* **INSTRUCTION**: Locate all lines with the word "JSON" and copy them out.
-- MATERIAL FOR THIS TASK start --
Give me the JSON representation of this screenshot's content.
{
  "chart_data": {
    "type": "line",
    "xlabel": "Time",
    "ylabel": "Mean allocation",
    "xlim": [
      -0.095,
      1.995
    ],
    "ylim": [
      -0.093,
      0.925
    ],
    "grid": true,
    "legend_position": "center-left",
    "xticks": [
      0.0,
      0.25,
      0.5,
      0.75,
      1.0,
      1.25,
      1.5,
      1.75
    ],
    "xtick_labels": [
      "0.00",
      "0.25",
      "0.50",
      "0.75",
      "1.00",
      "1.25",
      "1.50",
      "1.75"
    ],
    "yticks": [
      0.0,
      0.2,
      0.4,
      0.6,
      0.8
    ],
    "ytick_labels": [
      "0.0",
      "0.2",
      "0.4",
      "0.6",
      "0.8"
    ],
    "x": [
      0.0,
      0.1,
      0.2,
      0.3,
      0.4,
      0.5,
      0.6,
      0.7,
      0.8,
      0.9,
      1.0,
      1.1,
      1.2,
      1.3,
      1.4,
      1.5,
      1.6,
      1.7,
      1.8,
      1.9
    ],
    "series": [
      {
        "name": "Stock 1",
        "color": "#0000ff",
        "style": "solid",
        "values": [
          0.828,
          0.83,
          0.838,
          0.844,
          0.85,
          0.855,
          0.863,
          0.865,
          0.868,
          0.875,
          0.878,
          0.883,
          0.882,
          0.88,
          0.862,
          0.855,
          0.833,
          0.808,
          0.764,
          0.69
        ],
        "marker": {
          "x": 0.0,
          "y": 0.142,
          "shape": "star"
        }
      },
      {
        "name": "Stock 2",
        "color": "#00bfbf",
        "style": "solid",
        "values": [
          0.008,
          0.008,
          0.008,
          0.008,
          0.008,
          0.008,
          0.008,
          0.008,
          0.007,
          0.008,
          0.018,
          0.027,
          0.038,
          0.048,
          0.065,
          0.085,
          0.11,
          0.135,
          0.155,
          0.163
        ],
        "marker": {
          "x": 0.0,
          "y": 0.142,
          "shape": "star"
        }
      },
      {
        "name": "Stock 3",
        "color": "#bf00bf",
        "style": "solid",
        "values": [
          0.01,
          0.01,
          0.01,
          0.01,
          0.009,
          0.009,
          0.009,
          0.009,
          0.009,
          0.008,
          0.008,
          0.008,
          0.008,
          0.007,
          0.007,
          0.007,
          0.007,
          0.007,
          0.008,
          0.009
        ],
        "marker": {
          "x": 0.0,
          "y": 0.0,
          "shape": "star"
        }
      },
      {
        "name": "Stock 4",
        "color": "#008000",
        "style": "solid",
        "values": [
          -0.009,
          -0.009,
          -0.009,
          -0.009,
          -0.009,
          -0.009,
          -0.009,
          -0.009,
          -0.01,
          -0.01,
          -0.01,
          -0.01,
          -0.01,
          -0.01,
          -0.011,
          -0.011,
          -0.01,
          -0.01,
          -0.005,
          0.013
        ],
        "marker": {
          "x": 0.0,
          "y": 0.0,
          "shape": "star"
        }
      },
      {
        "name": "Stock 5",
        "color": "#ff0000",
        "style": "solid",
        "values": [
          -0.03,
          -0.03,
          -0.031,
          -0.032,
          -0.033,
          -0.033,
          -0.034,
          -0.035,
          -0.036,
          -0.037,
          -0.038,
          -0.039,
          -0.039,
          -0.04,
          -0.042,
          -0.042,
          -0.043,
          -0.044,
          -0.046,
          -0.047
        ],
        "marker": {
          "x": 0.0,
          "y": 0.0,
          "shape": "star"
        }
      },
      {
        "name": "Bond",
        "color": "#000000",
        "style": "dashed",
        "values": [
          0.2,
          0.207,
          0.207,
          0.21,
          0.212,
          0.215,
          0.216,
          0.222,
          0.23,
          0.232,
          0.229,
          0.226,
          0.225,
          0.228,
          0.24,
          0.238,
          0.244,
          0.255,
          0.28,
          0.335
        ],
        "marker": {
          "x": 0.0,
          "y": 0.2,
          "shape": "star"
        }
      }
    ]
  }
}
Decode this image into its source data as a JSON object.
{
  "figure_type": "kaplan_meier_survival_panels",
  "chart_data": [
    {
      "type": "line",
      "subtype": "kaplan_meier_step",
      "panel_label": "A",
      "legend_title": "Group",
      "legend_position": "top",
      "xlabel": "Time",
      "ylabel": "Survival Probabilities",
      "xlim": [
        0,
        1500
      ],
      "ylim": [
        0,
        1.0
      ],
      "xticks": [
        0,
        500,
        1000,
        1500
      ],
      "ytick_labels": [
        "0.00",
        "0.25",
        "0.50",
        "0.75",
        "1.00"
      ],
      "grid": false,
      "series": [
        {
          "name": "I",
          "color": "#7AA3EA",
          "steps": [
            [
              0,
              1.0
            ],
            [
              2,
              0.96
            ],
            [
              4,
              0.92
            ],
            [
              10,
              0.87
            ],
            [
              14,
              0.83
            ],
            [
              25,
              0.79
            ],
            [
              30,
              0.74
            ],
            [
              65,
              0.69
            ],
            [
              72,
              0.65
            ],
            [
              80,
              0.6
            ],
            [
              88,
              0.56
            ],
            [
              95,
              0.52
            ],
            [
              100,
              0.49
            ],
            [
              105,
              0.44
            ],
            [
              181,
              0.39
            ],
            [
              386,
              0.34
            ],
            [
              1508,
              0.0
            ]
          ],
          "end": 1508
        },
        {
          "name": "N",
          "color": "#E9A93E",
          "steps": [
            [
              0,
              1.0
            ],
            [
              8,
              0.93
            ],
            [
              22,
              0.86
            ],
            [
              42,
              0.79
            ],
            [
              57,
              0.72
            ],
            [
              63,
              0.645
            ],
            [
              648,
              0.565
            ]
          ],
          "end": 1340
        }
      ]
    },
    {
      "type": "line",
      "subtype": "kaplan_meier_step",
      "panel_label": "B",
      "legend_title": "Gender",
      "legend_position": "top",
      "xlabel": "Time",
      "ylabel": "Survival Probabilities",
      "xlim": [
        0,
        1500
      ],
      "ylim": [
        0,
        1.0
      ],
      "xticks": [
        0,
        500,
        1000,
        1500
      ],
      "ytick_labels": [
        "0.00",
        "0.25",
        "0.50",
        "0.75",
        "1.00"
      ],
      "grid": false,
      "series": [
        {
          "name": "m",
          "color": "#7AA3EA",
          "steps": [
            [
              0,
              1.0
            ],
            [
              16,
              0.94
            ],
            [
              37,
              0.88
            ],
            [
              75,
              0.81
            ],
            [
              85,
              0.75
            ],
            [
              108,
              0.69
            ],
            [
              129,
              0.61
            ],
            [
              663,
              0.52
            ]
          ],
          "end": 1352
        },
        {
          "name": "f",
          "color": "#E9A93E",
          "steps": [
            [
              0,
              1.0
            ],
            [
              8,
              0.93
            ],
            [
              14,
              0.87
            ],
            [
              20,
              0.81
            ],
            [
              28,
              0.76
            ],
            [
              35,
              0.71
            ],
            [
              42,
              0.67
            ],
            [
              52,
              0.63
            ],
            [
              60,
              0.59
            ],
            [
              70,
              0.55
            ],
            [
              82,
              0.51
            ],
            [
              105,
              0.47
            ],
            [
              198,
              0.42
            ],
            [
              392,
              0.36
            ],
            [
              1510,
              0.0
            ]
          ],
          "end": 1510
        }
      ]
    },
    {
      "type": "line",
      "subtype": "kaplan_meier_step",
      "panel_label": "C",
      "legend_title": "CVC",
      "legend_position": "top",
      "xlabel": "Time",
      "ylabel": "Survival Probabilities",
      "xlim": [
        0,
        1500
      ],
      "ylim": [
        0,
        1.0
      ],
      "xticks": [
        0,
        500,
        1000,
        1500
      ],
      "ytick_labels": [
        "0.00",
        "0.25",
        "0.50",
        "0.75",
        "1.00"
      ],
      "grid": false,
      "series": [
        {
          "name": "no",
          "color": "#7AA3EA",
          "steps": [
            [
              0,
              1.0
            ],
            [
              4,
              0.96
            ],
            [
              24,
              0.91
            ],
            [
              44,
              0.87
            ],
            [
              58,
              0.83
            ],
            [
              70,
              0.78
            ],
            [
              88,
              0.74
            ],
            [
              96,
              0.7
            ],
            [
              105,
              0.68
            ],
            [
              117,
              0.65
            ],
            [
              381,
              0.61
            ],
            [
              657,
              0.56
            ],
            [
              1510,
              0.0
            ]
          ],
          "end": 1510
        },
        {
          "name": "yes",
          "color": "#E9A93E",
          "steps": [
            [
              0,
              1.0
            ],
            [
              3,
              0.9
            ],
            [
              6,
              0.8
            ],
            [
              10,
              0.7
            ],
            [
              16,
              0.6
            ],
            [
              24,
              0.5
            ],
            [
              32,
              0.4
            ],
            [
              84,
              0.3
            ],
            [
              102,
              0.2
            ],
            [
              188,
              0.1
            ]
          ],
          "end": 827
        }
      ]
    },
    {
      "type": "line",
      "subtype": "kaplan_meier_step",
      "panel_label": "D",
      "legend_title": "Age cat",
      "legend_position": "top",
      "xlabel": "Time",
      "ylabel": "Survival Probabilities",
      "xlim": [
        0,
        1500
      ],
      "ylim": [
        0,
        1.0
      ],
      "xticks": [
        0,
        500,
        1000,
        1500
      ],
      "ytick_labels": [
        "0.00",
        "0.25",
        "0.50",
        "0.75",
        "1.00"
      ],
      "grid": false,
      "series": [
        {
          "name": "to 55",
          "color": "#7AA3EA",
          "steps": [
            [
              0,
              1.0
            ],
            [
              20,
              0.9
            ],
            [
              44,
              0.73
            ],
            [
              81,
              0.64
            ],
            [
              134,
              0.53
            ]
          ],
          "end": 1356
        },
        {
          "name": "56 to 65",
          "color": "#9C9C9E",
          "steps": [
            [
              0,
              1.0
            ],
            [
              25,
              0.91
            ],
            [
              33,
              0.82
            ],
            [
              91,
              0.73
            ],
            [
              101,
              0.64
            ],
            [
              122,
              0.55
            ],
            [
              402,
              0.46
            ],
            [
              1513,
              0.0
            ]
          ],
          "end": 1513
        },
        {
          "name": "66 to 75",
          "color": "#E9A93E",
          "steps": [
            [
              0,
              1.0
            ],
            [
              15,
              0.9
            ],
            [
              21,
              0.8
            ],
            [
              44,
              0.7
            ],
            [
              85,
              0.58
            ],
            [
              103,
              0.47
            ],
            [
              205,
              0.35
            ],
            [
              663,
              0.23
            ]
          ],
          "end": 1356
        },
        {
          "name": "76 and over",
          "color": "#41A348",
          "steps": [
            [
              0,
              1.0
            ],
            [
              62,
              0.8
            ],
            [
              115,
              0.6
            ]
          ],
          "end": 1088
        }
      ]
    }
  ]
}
-- MATERIAL FOR THIS TASK end --
* **FINISHED ANSWER**:
Give me the JSON representation of this screenshot's content.
Decode this image into its source data as a JSON object.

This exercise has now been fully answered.